Written problem →
Count lines holding the string "JSON" in the data that follows. Reply with one number only.

Provided data →
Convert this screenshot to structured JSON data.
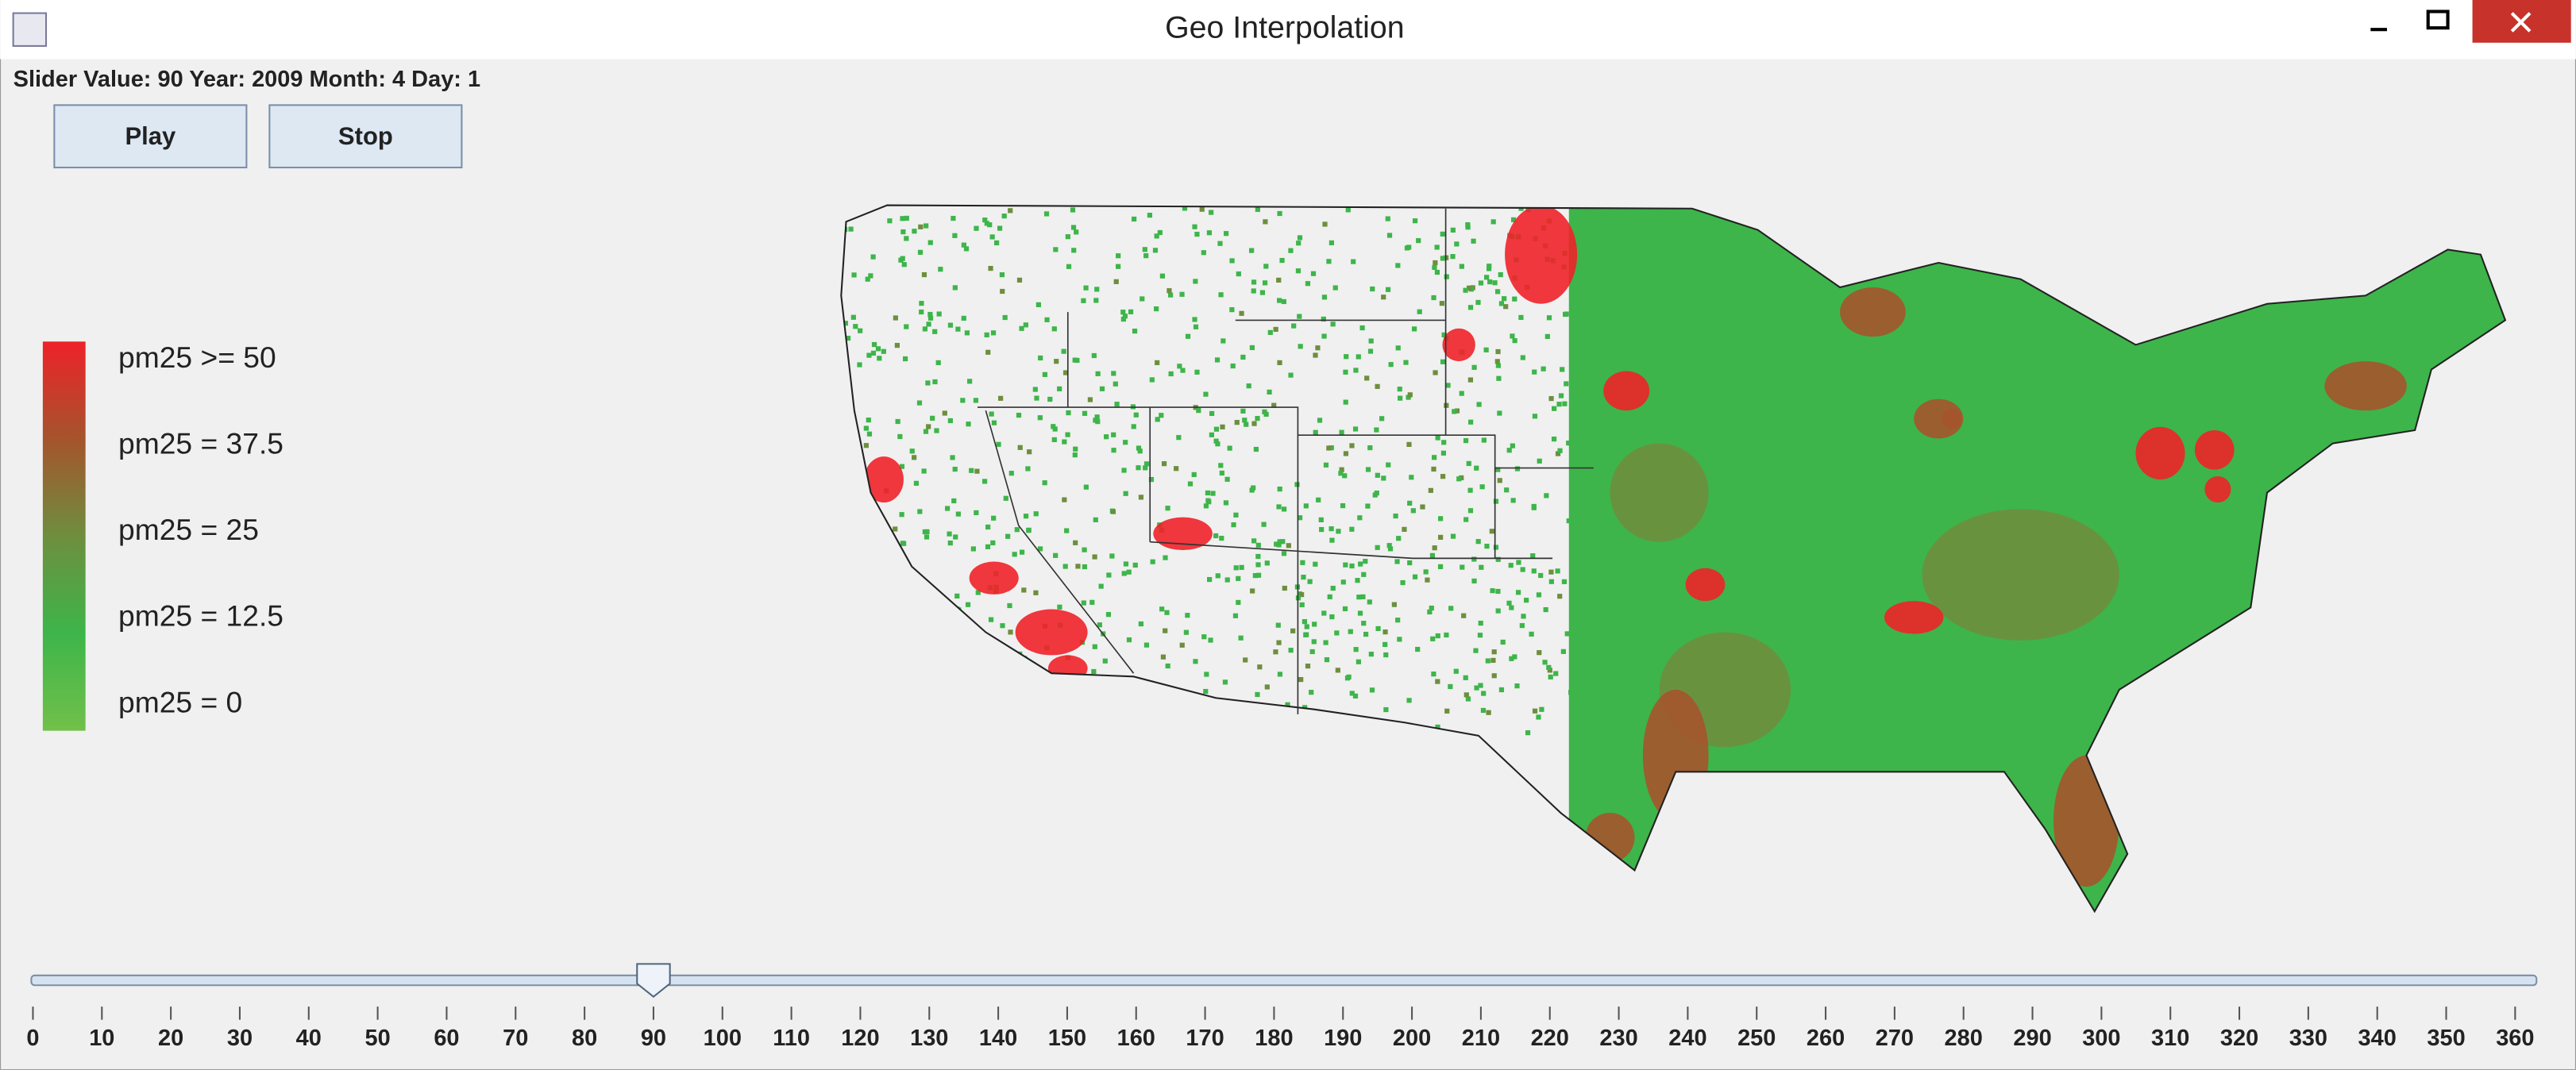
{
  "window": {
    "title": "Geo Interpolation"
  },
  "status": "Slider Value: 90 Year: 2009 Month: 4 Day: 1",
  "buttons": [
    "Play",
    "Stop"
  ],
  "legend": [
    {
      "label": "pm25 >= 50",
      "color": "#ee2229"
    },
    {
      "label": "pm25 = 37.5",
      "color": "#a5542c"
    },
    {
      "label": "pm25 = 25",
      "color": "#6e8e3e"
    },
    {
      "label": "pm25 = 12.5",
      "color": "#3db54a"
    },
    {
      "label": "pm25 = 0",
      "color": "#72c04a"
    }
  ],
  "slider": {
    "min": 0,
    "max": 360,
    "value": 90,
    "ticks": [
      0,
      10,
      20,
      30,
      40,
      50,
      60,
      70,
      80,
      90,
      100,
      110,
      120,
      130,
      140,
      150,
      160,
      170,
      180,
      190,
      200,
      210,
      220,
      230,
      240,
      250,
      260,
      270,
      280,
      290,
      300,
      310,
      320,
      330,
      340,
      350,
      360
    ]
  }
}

==

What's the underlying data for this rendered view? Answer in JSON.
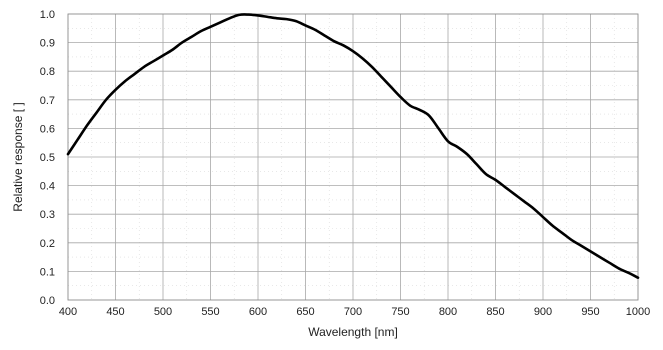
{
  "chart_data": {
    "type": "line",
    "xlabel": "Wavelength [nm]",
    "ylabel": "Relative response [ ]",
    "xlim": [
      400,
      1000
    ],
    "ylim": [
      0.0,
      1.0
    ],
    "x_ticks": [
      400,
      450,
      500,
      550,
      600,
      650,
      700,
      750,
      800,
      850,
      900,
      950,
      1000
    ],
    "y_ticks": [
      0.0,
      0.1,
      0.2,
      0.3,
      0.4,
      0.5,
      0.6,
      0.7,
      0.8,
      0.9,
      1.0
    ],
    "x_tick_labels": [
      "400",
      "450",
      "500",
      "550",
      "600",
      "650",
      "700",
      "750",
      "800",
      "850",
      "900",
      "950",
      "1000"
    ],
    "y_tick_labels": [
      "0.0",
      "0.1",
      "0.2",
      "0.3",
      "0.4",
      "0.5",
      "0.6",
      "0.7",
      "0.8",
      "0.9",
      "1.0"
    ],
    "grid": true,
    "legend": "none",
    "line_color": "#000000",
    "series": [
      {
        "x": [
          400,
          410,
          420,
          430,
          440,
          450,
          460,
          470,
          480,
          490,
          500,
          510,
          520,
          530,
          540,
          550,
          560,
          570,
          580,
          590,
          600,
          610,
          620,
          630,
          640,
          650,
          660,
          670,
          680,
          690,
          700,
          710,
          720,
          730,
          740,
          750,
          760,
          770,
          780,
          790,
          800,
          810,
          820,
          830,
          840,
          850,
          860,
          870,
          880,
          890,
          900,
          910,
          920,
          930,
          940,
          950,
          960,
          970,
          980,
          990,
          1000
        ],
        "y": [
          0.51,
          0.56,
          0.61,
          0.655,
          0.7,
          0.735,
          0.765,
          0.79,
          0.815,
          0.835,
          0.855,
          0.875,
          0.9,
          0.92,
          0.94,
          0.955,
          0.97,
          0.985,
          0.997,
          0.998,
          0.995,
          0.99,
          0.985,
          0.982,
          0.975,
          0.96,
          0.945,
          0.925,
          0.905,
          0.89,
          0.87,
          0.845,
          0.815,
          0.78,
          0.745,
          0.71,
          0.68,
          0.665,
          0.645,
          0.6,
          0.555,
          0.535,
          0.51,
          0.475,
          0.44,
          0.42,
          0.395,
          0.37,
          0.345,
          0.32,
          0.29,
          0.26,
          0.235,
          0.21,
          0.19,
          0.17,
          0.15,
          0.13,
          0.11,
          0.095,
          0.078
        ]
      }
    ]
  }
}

Task answer →
2